What to do:
Nothing in the records may be left out or altered; reproduce them all exactly.
***** Entries supplied
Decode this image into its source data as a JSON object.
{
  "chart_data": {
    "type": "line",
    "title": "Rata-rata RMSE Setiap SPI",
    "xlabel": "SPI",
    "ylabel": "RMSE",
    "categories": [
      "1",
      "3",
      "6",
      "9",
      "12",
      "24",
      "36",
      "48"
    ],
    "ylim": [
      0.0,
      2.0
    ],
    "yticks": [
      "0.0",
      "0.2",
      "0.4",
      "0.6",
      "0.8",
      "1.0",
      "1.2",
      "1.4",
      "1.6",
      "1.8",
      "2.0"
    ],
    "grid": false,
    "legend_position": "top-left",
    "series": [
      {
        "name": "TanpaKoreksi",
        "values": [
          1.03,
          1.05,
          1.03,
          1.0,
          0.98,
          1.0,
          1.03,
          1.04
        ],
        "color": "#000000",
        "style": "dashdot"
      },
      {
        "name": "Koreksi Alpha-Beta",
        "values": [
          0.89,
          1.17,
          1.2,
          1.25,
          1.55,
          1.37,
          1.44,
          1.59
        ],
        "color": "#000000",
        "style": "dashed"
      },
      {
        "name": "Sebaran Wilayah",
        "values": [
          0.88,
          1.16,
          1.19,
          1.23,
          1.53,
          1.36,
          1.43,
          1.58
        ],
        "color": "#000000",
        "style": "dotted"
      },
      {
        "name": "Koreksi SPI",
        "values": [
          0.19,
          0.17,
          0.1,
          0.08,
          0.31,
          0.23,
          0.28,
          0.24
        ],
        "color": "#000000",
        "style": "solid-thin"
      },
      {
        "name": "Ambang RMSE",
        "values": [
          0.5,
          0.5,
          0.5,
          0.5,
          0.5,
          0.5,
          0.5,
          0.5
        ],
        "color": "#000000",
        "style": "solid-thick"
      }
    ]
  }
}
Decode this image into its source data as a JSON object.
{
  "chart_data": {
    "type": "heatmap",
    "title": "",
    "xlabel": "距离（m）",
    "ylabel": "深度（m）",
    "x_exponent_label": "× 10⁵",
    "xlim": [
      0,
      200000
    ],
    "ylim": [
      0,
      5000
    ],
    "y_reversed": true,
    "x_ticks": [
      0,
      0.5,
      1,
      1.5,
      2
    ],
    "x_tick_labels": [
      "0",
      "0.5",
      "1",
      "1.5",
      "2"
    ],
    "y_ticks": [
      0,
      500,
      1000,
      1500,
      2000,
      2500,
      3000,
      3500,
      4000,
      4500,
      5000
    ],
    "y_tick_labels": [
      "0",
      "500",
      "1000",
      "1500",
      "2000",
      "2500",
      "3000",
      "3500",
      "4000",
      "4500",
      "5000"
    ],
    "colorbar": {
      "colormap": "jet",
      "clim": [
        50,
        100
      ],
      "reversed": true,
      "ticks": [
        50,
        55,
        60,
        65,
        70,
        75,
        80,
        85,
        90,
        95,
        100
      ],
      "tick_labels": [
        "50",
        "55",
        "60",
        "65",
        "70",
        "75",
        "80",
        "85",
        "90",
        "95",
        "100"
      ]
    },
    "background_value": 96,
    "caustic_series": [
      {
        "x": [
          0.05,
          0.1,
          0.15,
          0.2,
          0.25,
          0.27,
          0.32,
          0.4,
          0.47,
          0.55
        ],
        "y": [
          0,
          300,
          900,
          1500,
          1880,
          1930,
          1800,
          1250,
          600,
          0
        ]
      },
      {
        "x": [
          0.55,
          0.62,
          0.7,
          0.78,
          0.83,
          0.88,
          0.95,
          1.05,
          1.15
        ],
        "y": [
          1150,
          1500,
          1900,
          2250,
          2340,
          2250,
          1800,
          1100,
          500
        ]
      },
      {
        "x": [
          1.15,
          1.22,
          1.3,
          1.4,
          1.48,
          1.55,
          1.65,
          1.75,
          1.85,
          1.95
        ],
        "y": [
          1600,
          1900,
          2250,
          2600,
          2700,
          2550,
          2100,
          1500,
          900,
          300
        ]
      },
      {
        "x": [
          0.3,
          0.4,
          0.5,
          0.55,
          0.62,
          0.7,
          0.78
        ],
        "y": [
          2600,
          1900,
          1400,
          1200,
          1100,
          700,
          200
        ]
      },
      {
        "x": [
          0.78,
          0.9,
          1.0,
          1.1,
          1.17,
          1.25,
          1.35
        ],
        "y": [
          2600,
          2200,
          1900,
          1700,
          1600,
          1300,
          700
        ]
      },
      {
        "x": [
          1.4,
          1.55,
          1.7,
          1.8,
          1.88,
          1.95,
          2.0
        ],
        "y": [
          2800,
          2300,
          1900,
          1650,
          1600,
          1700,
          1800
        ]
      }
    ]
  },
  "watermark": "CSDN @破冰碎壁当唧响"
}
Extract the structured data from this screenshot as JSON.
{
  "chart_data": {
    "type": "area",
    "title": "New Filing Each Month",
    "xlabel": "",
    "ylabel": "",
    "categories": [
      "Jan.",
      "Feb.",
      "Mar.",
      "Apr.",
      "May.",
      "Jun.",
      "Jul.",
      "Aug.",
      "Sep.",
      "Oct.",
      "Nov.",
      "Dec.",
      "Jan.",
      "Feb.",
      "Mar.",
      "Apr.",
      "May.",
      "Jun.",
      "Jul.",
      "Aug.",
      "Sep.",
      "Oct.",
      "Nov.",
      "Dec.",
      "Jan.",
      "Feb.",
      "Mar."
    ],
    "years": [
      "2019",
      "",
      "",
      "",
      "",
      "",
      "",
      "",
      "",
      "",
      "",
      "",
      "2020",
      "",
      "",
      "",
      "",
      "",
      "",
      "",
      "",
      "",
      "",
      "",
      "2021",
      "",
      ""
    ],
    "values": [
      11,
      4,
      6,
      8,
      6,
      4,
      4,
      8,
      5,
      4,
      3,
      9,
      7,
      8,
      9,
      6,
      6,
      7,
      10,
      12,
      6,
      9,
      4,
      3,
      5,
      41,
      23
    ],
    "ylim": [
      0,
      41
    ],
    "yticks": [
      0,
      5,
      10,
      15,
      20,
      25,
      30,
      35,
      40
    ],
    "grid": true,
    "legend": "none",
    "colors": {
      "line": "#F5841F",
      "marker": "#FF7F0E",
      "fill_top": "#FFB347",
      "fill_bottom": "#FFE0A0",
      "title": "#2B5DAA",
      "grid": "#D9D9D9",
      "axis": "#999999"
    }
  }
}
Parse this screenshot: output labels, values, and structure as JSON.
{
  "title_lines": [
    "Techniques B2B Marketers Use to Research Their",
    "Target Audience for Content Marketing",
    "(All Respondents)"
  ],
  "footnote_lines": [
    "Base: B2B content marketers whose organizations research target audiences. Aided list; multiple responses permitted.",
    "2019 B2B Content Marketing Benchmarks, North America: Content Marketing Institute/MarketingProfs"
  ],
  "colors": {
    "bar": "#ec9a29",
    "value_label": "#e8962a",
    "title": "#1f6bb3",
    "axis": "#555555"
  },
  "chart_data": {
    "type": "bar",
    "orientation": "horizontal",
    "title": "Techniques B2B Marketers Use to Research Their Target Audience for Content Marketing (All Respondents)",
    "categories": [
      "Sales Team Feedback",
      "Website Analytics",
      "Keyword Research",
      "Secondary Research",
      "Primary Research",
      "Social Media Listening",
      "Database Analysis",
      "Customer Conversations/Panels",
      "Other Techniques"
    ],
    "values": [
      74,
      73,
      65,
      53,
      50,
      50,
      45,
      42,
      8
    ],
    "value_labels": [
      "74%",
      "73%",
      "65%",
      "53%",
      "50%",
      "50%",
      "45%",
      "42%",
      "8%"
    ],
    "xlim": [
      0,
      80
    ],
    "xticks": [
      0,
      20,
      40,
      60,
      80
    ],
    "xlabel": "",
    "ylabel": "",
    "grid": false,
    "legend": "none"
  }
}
**********
Task output:
Decode this image into its source data as a JSON object.
{
  "chart_data": {
    "type": "line",
    "title": "Rata-rata RMSE Setiap SPI",
    "xlabel": "SPI",
    "ylabel": "RMSE",
    "categories": [
      "1",
      "3",
      "6",
      "9",
      "12",
      "24",
      "36",
      "48"
    ],
    "ylim": [
      0.0,
      2.0
    ],
    "yticks": [
      "0.0",
      "0.2",
      "0.4",
      "0.6",
      "0.8",
      "1.0",
      "1.2",
      "1.4",
      "1.6",
      "1.8",
      "2.0"
    ],
    "grid": false,
    "legend_position": "top-left",
    "series": [
      {
        "name": "TanpaKoreksi",
        "values": [
          1.03,
          1.05,
          1.03,
          1.0,
          0.98,
          1.0,
          1.03,
          1.04
        ],
        "color": "#000000",
        "style": "dashdot"
      },
      {
        "name": "Koreksi Alpha-Beta",
        "values": [
          0.89,
          1.17,
          1.2,
          1.25,
          1.55,
          1.37,
          1.44,
          1.59
        ],
        "color": "#000000",
        "style": "dashed"
      },
      {
        "name": "Sebaran Wilayah",
        "values": [
          0.88,
          1.16,
          1.19,
          1.23,
          1.53,
          1.36,
          1.43,
          1.58
        ],
        "color": "#000000",
        "style": "dotted"
      },
      {
        "name": "Koreksi SPI",
        "values": [
          0.19,
          0.17,
          0.1,
          0.08,
          0.31,
          0.23,
          0.28,
          0.24
        ],
        "color": "#000000",
        "style": "solid-thin"
      },
      {
        "name": "Ambang RMSE",
        "values": [
          0.5,
          0.5,
          0.5,
          0.5,
          0.5,
          0.5,
          0.5,
          0.5
        ],
        "color": "#000000",
        "style": "solid-thick"
      }
    ]
  }
}
Decode this image into its source data as a JSON object.
{
  "chart_data": {
    "type": "heatmap",
    "title": "",
    "xlabel": "距离（m）",
    "ylabel": "深度（m）",
    "x_exponent_label": "× 10⁵",
    "xlim": [
      0,
      200000
    ],
    "ylim": [
      0,
      5000
    ],
    "y_reversed": true,
    "x_ticks": [
      0,
      0.5,
      1,
      1.5,
      2
    ],
    "x_tick_labels": [
      "0",
      "0.5",
      "1",
      "1.5",
      "2"
    ],
    "y_ticks": [
      0,
      500,
      1000,
      1500,
      2000,
      2500,
      3000,
      3500,
      4000,
      4500,
      5000
    ],
    "y_tick_labels": [
      "0",
      "500",
      "1000",
      "1500",
      "2000",
      "2500",
      "3000",
      "3500",
      "4000",
      "4500",
      "5000"
    ],
    "colorbar": {
      "colormap": "jet",
      "clim": [
        50,
        100
      ],
      "reversed": true,
      "ticks": [
        50,
        55,
        60,
        65,
        70,
        75,
        80,
        85,
        90,
        95,
        100
      ],
      "tick_labels": [
        "50",
        "55",
        "60",
        "65",
        "70",
        "75",
        "80",
        "85",
        "90",
        "95",
        "100"
      ]
    },
    "background_value": 96,
    "caustic_series": [
      {
        "x": [
          0.05,
          0.1,
          0.15,
          0.2,
          0.25,
          0.27,
          0.32,
          0.4,
          0.47,
          0.55
        ],
        "y": [
          0,
          300,
          900,
          1500,
          1880,
          1930,
          1800,
          1250,
          600,
          0
        ]
      },
      {
        "x": [
          0.55,
          0.62,
          0.7,
          0.78,
          0.83,
          0.88,
          0.95,
          1.05,
          1.15
        ],
        "y": [
          1150,
          1500,
          1900,
          2250,
          2340,
          2250,
          1800,
          1100,
          500
        ]
      },
      {
        "x": [
          1.15,
          1.22,
          1.3,
          1.4,
          1.48,
          1.55,
          1.65,
          1.75,
          1.85,
          1.95
        ],
        "y": [
          1600,
          1900,
          2250,
          2600,
          2700,
          2550,
          2100,
          1500,
          900,
          300
        ]
      },
      {
        "x": [
          0.3,
          0.4,
          0.5,
          0.55,
          0.62,
          0.7,
          0.78
        ],
        "y": [
          2600,
          1900,
          1400,
          1200,
          1100,
          700,
          200
        ]
      },
      {
        "x": [
          0.78,
          0.9,
          1.0,
          1.1,
          1.17,
          1.25,
          1.35
        ],
        "y": [
          2600,
          2200,
          1900,
          1700,
          1600,
          1300,
          700
        ]
      },
      {
        "x": [
          1.4,
          1.55,
          1.7,
          1.8,
          1.88,
          1.95,
          2.0
        ],
        "y": [
          2800,
          2300,
          1900,
          1650,
          1600,
          1700,
          1800
        ]
      }
    ]
  },
  "watermark": "CSDN @破冰碎壁当唧响"
}
Extract the structured data from this screenshot as JSON.
{
  "chart_data": {
    "type": "area",
    "title": "New Filing Each Month",
    "xlabel": "",
    "ylabel": "",
    "categories": [
      "Jan.",
      "Feb.",
      "Mar.",
      "Apr.",
      "May.",
      "Jun.",
      "Jul.",
      "Aug.",
      "Sep.",
      "Oct.",
      "Nov.",
      "Dec.",
      "Jan.",
      "Feb.",
      "Mar.",
      "Apr.",
      "May.",
      "Jun.",
      "Jul.",
      "Aug.",
      "Sep.",
      "Oct.",
      "Nov.",
      "Dec.",
      "Jan.",
      "Feb.",
      "Mar."
    ],
    "years": [
      "2019",
      "",
      "",
      "",
      "",
      "",
      "",
      "",
      "",
      "",
      "",
      "",
      "2020",
      "",
      "",
      "",
      "",
      "",
      "",
      "",
      "",
      "",
      "",
      "",
      "2021",
      "",
      ""
    ],
    "values": [
      11,
      4,
      6,
      8,
      6,
      4,
      4,
      8,
      5,
      4,
      3,
      9,
      7,
      8,
      9,
      6,
      6,
      7,
      10,
      12,
      6,
      9,
      4,
      3,
      5,
      41,
      23
    ],
    "ylim": [
      0,
      41
    ],
    "yticks": [
      0,
      5,
      10,
      15,
      20,
      25,
      30,
      35,
      40
    ],
    "grid": true,
    "legend": "none",
    "colors": {
      "line": "#F5841F",
      "marker": "#FF7F0E",
      "fill_top": "#FFB347",
      "fill_bottom": "#FFE0A0",
      "title": "#2B5DAA",
      "grid": "#D9D9D9",
      "axis": "#999999"
    }
  }
}
Parse this screenshot: output labels, values, and structure as JSON.
{
  "title_lines": [
    "Techniques B2B Marketers Use to Research Their",
    "Target Audience for Content Marketing",
    "(All Respondents)"
  ],
  "footnote_lines": [
    "Base: B2B content marketers whose organizations research target audiences. Aided list; multiple responses permitted.",
    "2019 B2B Content Marketing Benchmarks, North America: Content Marketing Institute/MarketingProfs"
  ],
  "colors": {
    "bar": "#ec9a29",
    "value_label": "#e8962a",
    "title": "#1f6bb3",
    "axis": "#555555"
  },
  "chart_data": {
    "type": "bar",
    "orientation": "horizontal",
    "title": "Techniques B2B Marketers Use to Research Their Target Audience for Content Marketing (All Respondents)",
    "categories": [
      "Sales Team Feedback",
      "Website Analytics",
      "Keyword Research",
      "Secondary Research",
      "Primary Research",
      "Social Media Listening",
      "Database Analysis",
      "Customer Conversations/Panels",
      "Other Techniques"
    ],
    "values": [
      74,
      73,
      65,
      53,
      50,
      50,
      45,
      42,
      8
    ],
    "value_labels": [
      "74%",
      "73%",
      "65%",
      "53%",
      "50%",
      "50%",
      "45%",
      "42%",
      "8%"
    ],
    "xlim": [
      0,
      80
    ],
    "xticks": [
      0,
      20,
      40,
      60,
      80
    ],
    "xlabel": "",
    "ylabel": "",
    "grid": false,
    "legend": "none"
  }
}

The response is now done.